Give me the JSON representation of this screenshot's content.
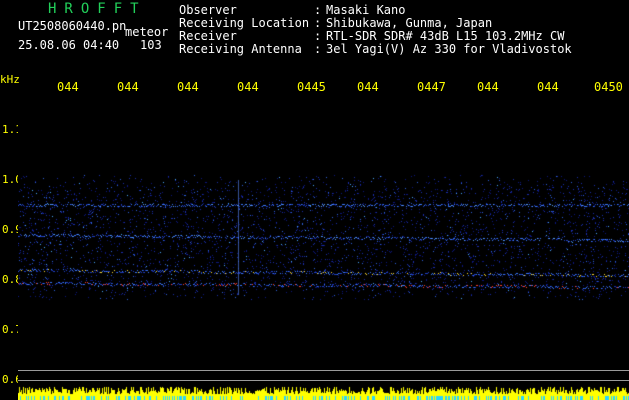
{
  "app": {
    "title": "HROFFT",
    "file_name": "UT2508060440.pn",
    "event_tag": "meteor",
    "date_time": "25.08.06 04:40",
    "count": "103"
  },
  "info": [
    {
      "label": "Observer",
      "value": "Masaki Kano"
    },
    {
      "label": "Receiving Location",
      "value": "Shibukawa, Gunma, Japan"
    },
    {
      "label": "Receiver",
      "value": "RTL-SDR SDR# 43dB L15 103.2MHz CW"
    },
    {
      "label": "Receiving Antenna",
      "value": "3el Yagi(V) Az 330 for Vladivostok"
    }
  ],
  "axis": {
    "unit": "kHz",
    "time_ticks": [
      "044",
      "044",
      "044",
      "044",
      "0445",
      "044",
      "0447",
      "044",
      "044",
      "0450"
    ],
    "freq_ticks": [
      "1.1",
      "1.0",
      "0.9",
      "0.8",
      "0.7",
      "0.6"
    ]
  },
  "colors": {
    "title": "#22d05a",
    "axis_labels": "#ffff00",
    "text": "#ffffff",
    "background": "#000000",
    "spectrogram_low": "#0a1a8c",
    "spectrogram_high": "#ff2020",
    "level_strip": "#ffff00"
  }
}
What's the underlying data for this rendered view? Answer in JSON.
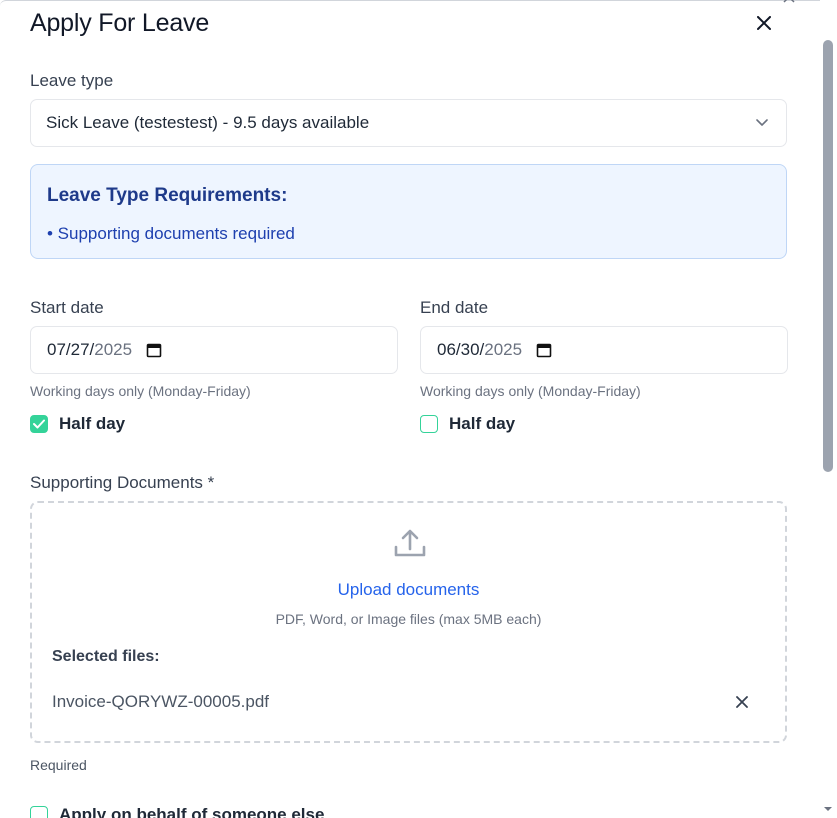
{
  "dialog": {
    "title": "Apply For Leave"
  },
  "leave_type": {
    "label": "Leave type",
    "selected": "Sick Leave (testestest) - 9.5 days available"
  },
  "requirements": {
    "title": "Leave Type Requirements:",
    "items": [
      "• Supporting documents required"
    ]
  },
  "start_date": {
    "label": "Start date",
    "value_mmdd": "07/27/",
    "value_year": "2025",
    "help": "Working days only (Monday-Friday)",
    "half_day_label": "Half day",
    "half_day_checked": true
  },
  "end_date": {
    "label": "End date",
    "value_mmdd": "06/30/",
    "value_year": "2025",
    "help": "Working days only (Monday-Friday)",
    "half_day_label": "Half day",
    "half_day_checked": false
  },
  "documents": {
    "label": "Supporting Documents *",
    "upload_link": "Upload documents",
    "hint": "PDF, Word, or Image files (max 5MB each)",
    "selected_title": "Selected files:",
    "files": [
      "Invoice-QORYWZ-00005.pdf"
    ],
    "required_text": "Required"
  },
  "behalf": {
    "label": "Apply on behalf of someone else"
  },
  "colors": {
    "accent_green": "#34d399",
    "link_blue": "#2563eb",
    "info_bg": "#eef5ff"
  }
}
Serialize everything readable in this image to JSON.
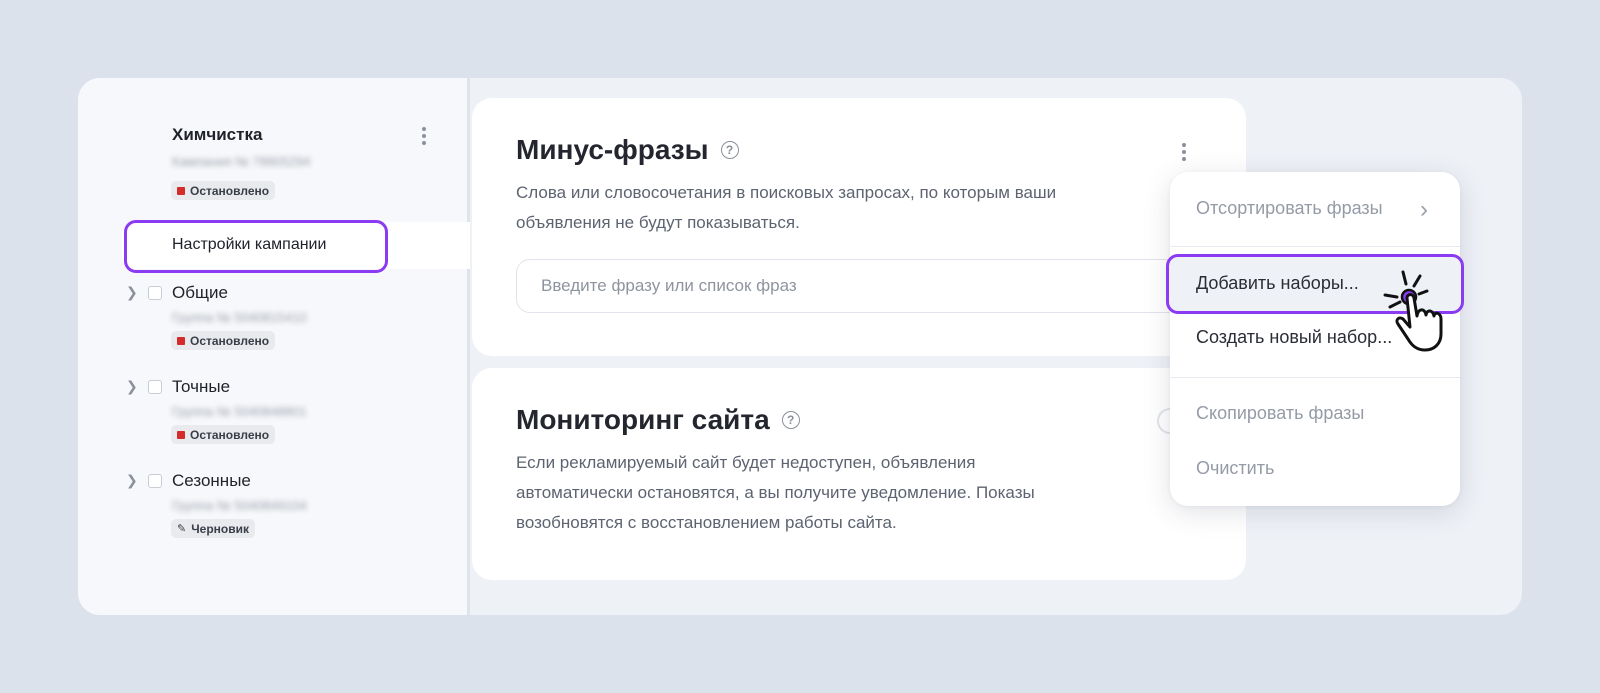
{
  "sidebar": {
    "campaign": {
      "title": "Химчистка",
      "subtitle": "Кампания № 78805294",
      "status": "Остановлено"
    },
    "settings_label": "Настройки кампании",
    "groups": [
      {
        "name": "Общие",
        "subtitle": "Группа № 5040815410",
        "status": "Остановлено",
        "status_type": "stopped"
      },
      {
        "name": "Точные",
        "subtitle": "Группа № 5040848801",
        "status": "Остановлено",
        "status_type": "stopped"
      },
      {
        "name": "Сезонные",
        "subtitle": "Группа № 5040849104",
        "status": "Черновик",
        "status_type": "draft"
      }
    ]
  },
  "minus_phrases": {
    "title": "Минус-фразы",
    "description_line1": "Слова или словосочетания в поисковых запросах, по которым ваши",
    "description_line2": "объявления не будут показываться.",
    "input_placeholder": "Введите фразу или список фраз"
  },
  "monitoring": {
    "title": "Мониторинг сайта",
    "description_line1": "Если рекламируемый сайт будет недоступен, объявления",
    "description_line2": "автоматически остановятся, а вы получите уведомление. Показы",
    "description_line3": "возобновятся с восстановлением работы сайта."
  },
  "menu": {
    "items": [
      {
        "label": "Отсортировать фразы",
        "enabled": false
      },
      {
        "label": "Добавить наборы...",
        "enabled": true
      },
      {
        "label": "Создать новый набор...",
        "enabled": true
      },
      {
        "label": "Скопировать фразы",
        "enabled": false
      },
      {
        "label": "Очистить",
        "enabled": false
      }
    ]
  },
  "colors": {
    "highlight": "#8b3bf2",
    "status_stopped": "#d42b2b",
    "background": "#dce2ec"
  },
  "icons": {
    "help": "?",
    "chevron_right": "›",
    "draft": "✎"
  }
}
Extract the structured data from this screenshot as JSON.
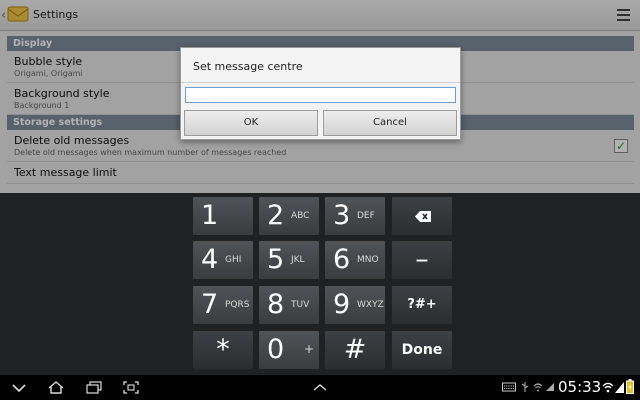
{
  "actionbar": {
    "title": "Settings",
    "app_icon": "messaging-icon",
    "menu_icon": "menu-icon"
  },
  "settings": {
    "display_header": "Display",
    "bubble_style": {
      "title": "Bubble style",
      "summary": "Origami, Origami"
    },
    "background_style": {
      "title": "Background style",
      "summary": "Background 1"
    },
    "storage_header": "Storage settings",
    "delete_old": {
      "title": "Delete old messages",
      "summary": "Delete old messages when maximum number of messages reached",
      "checked": true
    },
    "text_limit": {
      "title": "Text message limit"
    }
  },
  "dialog": {
    "title": "Set message centre",
    "input_value": "",
    "ok_label": "OK",
    "cancel_label": "Cancel"
  },
  "keypad": {
    "keys": [
      {
        "num": "1",
        "letters": ""
      },
      {
        "num": "2",
        "letters": "ABC"
      },
      {
        "num": "3",
        "letters": "DEF"
      },
      {
        "num": "4",
        "letters": "GHI"
      },
      {
        "num": "5",
        "letters": "JKL"
      },
      {
        "num": "6",
        "letters": "MNO"
      },
      {
        "num": "7",
        "letters": "PQRS"
      },
      {
        "num": "8",
        "letters": "TUV"
      },
      {
        "num": "9",
        "letters": "WXYZ"
      },
      {
        "num": "0",
        "letters": "+"
      }
    ],
    "star": "*",
    "hash": "#",
    "minus": "–",
    "symbols": "?#+",
    "done": "Done",
    "backspace_icon": "backspace-icon"
  },
  "status_bar": {
    "time": "05:33",
    "icons": [
      "back-icon",
      "home-icon",
      "recent-apps-icon",
      "screenshot-icon",
      "up-chevron-icon",
      "keyboard-icon",
      "usb-icon",
      "wifi-icon",
      "signal-icon",
      "battery-icon"
    ]
  },
  "colors": {
    "section_header": "#7d8d9b",
    "keypad_bg": "#1f2124",
    "key_face": "#46494d",
    "checkmark": "#2c9a2c",
    "input_focus": "#6aa0cf"
  }
}
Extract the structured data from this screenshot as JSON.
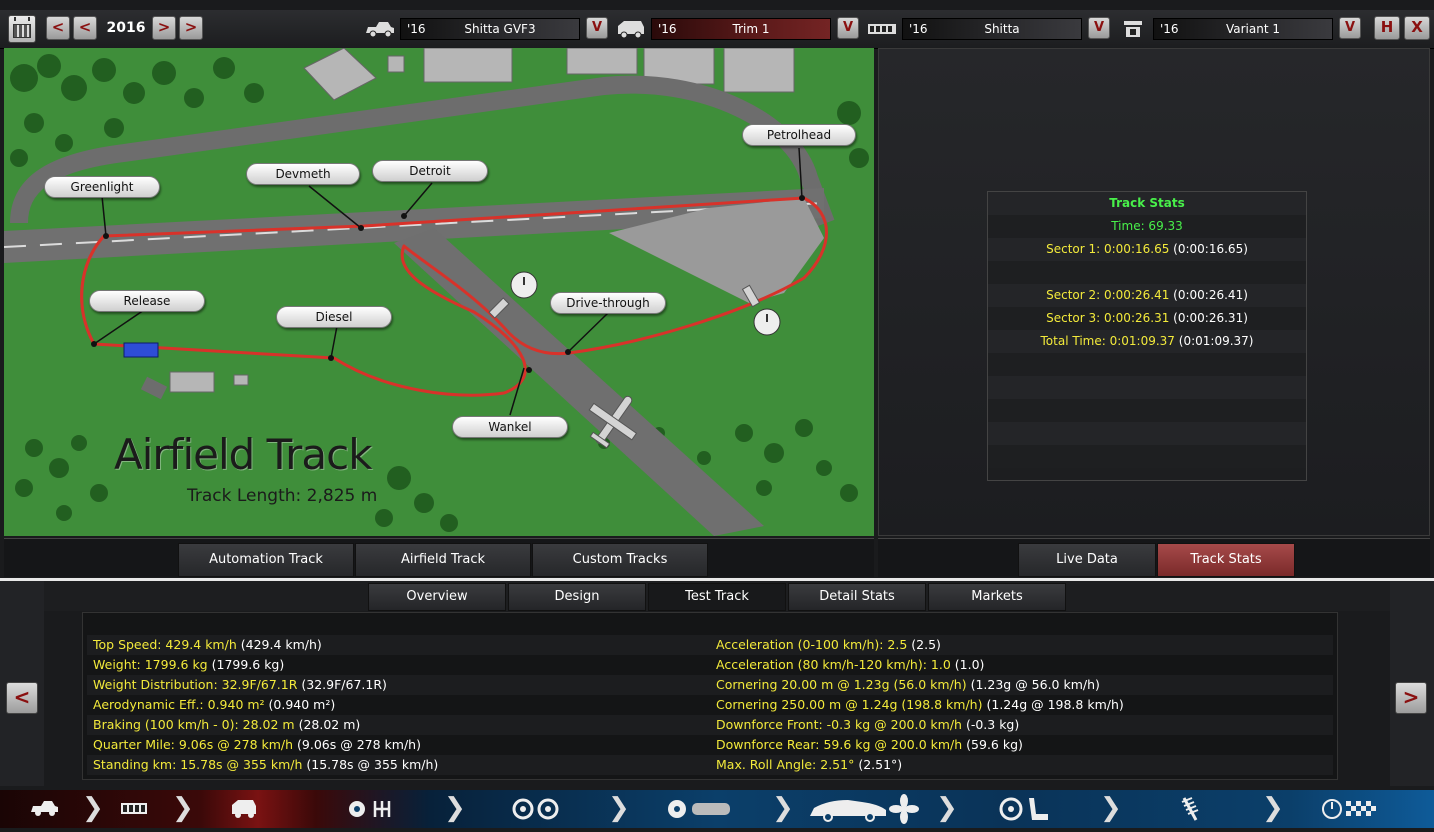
{
  "header": {
    "year": "2016",
    "prev_label": "<",
    "prev2_label": "<",
    "next_label": ">",
    "next2_label": ">",
    "selectors": [
      {
        "year": "'16",
        "name": "Shitta GVF3",
        "icon": "car-body-icon"
      },
      {
        "year": "'16",
        "name": "Trim 1",
        "icon": "car-trim-icon"
      },
      {
        "year": "'16",
        "name": "Shitta",
        "icon": "engine-family-icon"
      },
      {
        "year": "'16",
        "name": "Variant 1",
        "icon": "engine-variant-icon"
      }
    ],
    "dropdown_glyph": "V",
    "save_glyph": "H",
    "close_glyph": "X"
  },
  "map": {
    "title": "Airfield Track",
    "length_label": "Track Length: 2,825 m",
    "callouts": [
      "Greenlight",
      "Devmeth",
      "Detroit",
      "Petrolhead",
      "Release",
      "Diesel",
      "Drive-through",
      "Wankel"
    ]
  },
  "track_stats": {
    "title": "Track Stats",
    "time": "Time: 69.33",
    "sector1": "Sector 1: 0:00:16.65",
    "sector1_ref": "(0:00:16.65)",
    "sector2": "Sector 2: 0:00:26.41",
    "sector2_ref": "(0:00:26.41)",
    "sector3": "Sector 3: 0:00:26.31",
    "sector3_ref": "(0:00:26.31)",
    "total": "Total Time: 0:01:09.37",
    "total_ref": "(0:01:09.37)"
  },
  "track_tabs": [
    "Automation Track",
    "Airfield Track",
    "Custom Tracks"
  ],
  "right_tabs": [
    "Live Data",
    "Track Stats"
  ],
  "main_tabs": [
    "Overview",
    "Design",
    "Test Track",
    "Detail Stats",
    "Markets"
  ],
  "stats_left": [
    {
      "label": "Top Speed: 429.4 km/h",
      "ref": "(429.4 km/h)"
    },
    {
      "label": "Weight: 1799.6 kg",
      "ref": "(1799.6 kg)"
    },
    {
      "label": "Weight Distribution: 32.9F/67.1R",
      "ref": "(32.9F/67.1R)"
    },
    {
      "label": "Aerodynamic Eff.: 0.940 m²",
      "ref": "(0.940 m²)"
    },
    {
      "label": "Braking (100 km/h - 0): 28.02 m",
      "ref": "(28.02 m)"
    },
    {
      "label": "Quarter Mile: 9.06s @ 278 km/h",
      "ref": "(9.06s @ 278 km/h)"
    },
    {
      "label": "Standing km: 15.78s @ 355 km/h",
      "ref": "(15.78s @ 355 km/h)"
    }
  ],
  "stats_right": [
    {
      "label": "Acceleration (0-100 km/h): 2.5",
      "ref": "(2.5)"
    },
    {
      "label": "Acceleration (80 km/h-120 km/h): 1.0",
      "ref": "(1.0)"
    },
    {
      "label": "Cornering 20.00 m @ 1.23g (56.0 km/h)",
      "ref": "(1.23g @ 56.0 km/h)"
    },
    {
      "label": "Cornering 250.00 m @ 1.24g (198.8 km/h)",
      "ref": "(1.24g @ 198.8 km/h)"
    },
    {
      "label": "Downforce Front: -0.3 kg @ 200.0 km/h",
      "ref": "(-0.3 kg)"
    },
    {
      "label": "Downforce Rear: 59.6 kg @ 200.0 km/h",
      "ref": "(59.6 kg)"
    },
    {
      "label": "Max. Roll Angle: 2.51°",
      "ref": "(2.51°)"
    }
  ],
  "nav": {
    "left_arrow": "<",
    "right_arrow": ">",
    "items": [
      "car-model-icon",
      "engine-icon",
      "trim-icon",
      "gearbox-icon",
      "wheels-icon",
      "body-aero-icon",
      "interior-icon",
      "suspension-icon",
      "test-track-icon"
    ]
  },
  "colors": {
    "accent_red": "#7a1212",
    "stats_yellow": "#f3ea3b",
    "stats_green": "#48f04a",
    "grass": "#3f8e3a",
    "track_line": "#d8322a"
  }
}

------------------------------------------------------------

# THE EXERCISE
Return each line of the data that contains the string "subtitle".

# SOLUTION BELOW
      "subtitle": "Кампания № 78805294",
        "subtitle": "Группа № 5040815410",
        "subtitle": "Группа № 5040848801",
        "subtitle": "Группа № 5040849104",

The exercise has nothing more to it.